— start of Record extracts —

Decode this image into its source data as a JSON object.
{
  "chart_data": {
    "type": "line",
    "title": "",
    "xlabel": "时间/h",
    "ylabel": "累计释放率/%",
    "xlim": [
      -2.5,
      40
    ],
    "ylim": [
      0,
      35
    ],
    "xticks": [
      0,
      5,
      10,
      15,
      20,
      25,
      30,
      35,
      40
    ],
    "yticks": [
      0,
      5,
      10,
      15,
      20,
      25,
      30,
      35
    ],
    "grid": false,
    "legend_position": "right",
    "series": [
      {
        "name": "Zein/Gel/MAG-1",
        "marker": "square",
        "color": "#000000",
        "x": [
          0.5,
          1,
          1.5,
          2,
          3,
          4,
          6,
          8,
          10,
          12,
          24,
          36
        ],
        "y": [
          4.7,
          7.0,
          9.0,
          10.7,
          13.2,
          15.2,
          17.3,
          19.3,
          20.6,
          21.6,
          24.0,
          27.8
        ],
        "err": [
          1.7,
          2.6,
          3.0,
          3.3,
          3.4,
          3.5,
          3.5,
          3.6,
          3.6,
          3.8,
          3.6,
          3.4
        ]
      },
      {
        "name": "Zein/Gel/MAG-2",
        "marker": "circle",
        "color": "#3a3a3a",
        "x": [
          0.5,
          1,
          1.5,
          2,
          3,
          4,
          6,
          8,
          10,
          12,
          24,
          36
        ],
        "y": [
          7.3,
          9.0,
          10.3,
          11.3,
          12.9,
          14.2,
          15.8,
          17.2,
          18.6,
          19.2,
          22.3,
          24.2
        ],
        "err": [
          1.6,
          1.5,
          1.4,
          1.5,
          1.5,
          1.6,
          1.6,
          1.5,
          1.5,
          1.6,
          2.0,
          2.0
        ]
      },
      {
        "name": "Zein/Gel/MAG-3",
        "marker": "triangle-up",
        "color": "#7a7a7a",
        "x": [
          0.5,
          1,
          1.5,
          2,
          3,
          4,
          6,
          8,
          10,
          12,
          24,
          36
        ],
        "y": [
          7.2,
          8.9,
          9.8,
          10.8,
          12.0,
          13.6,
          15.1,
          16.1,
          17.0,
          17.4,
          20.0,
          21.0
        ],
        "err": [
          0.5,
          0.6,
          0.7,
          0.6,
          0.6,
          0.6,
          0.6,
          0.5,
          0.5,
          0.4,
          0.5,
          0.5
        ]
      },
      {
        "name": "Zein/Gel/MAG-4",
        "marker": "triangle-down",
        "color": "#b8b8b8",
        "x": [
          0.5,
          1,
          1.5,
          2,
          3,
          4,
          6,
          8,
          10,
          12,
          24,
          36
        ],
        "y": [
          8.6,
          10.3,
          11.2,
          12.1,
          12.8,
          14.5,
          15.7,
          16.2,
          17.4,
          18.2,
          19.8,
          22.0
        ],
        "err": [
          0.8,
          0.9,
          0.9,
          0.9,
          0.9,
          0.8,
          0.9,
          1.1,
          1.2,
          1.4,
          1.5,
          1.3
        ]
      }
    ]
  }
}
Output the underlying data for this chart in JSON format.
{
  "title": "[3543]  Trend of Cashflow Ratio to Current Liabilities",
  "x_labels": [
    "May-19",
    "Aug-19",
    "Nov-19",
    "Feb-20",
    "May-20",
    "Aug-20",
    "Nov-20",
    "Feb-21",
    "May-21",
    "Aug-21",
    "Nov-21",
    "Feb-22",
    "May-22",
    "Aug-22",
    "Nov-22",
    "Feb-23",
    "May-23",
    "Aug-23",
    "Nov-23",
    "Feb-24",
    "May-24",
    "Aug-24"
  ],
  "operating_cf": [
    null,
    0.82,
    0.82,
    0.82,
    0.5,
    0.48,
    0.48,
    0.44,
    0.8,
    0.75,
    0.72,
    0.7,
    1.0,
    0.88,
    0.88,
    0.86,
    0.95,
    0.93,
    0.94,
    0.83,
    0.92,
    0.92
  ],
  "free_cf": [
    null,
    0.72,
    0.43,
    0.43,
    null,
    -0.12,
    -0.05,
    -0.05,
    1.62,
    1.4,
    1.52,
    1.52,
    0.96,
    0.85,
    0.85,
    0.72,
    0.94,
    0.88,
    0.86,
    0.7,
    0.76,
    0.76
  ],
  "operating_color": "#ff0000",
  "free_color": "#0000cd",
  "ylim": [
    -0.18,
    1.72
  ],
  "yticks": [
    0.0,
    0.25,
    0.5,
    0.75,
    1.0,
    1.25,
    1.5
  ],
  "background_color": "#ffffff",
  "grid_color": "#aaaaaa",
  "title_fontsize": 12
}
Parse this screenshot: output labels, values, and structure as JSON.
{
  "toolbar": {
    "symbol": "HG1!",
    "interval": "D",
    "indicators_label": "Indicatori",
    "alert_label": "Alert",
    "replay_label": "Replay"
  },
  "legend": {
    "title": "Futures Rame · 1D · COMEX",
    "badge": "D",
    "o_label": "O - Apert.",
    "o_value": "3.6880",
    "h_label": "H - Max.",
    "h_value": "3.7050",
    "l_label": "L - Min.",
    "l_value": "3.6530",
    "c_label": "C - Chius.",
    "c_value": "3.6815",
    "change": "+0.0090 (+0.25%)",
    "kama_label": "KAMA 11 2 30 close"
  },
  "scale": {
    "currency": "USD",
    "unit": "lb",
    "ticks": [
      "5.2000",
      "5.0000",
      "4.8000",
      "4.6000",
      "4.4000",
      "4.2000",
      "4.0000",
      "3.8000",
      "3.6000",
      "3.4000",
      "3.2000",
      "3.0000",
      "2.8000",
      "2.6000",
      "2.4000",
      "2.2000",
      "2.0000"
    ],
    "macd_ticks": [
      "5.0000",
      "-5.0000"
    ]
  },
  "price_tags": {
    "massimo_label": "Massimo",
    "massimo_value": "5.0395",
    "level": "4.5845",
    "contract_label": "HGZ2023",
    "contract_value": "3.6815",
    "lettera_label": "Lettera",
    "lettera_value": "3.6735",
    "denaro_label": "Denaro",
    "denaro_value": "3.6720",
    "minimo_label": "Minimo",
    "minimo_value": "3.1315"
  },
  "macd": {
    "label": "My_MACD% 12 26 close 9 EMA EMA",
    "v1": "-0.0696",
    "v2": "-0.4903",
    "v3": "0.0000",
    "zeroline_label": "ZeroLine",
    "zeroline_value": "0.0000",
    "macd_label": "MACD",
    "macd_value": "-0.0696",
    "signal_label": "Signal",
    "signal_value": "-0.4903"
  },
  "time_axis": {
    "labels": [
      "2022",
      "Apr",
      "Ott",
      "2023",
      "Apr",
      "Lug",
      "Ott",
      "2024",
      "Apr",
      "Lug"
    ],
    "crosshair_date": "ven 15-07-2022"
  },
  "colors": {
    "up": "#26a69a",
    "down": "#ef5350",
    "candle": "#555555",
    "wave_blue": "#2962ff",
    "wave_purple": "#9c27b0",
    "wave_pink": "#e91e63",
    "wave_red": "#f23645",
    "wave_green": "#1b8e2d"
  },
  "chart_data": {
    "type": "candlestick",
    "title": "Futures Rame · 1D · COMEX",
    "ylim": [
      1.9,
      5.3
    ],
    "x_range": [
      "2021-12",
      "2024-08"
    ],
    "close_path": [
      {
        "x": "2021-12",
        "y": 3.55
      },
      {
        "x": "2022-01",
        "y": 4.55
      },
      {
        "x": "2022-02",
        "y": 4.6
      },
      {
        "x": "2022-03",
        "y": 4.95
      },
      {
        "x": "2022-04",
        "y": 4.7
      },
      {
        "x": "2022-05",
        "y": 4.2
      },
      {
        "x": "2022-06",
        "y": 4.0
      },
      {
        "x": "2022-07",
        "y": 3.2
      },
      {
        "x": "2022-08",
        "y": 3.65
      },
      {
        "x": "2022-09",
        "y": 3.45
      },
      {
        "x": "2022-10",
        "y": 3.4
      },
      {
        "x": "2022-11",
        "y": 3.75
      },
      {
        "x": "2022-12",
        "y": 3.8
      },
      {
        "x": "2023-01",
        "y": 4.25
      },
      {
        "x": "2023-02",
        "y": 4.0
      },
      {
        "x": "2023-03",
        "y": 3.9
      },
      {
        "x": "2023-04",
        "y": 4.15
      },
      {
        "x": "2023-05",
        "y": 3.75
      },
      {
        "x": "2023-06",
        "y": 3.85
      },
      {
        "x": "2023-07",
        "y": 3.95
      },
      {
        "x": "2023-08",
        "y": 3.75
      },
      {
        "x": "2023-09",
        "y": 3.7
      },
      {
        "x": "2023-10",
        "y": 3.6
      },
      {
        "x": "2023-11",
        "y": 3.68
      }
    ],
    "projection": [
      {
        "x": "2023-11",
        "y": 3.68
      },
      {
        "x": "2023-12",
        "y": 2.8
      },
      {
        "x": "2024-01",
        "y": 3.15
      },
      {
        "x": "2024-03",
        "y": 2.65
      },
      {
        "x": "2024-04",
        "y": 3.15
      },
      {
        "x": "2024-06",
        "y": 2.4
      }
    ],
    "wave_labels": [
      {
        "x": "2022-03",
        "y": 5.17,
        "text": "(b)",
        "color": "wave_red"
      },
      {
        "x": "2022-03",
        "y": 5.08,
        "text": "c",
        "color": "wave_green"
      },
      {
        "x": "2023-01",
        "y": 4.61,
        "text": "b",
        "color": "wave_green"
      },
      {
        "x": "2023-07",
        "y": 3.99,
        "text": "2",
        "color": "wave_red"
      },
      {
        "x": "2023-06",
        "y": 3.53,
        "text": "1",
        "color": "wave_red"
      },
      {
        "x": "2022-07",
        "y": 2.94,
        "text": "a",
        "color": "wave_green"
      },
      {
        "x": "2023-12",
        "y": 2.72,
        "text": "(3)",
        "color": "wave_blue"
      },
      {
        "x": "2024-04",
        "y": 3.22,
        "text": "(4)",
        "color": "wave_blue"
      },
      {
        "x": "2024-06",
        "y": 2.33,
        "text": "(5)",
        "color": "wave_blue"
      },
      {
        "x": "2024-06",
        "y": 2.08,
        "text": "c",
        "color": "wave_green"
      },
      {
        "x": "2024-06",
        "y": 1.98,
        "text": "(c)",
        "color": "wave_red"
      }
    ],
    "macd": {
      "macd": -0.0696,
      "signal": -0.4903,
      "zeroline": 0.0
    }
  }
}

— end of Record extracts —

▶ [Problem description]: Looking at the material above, count the lines containing the string "Zein" and reply with the count alone.

▶ [Correct result]: 4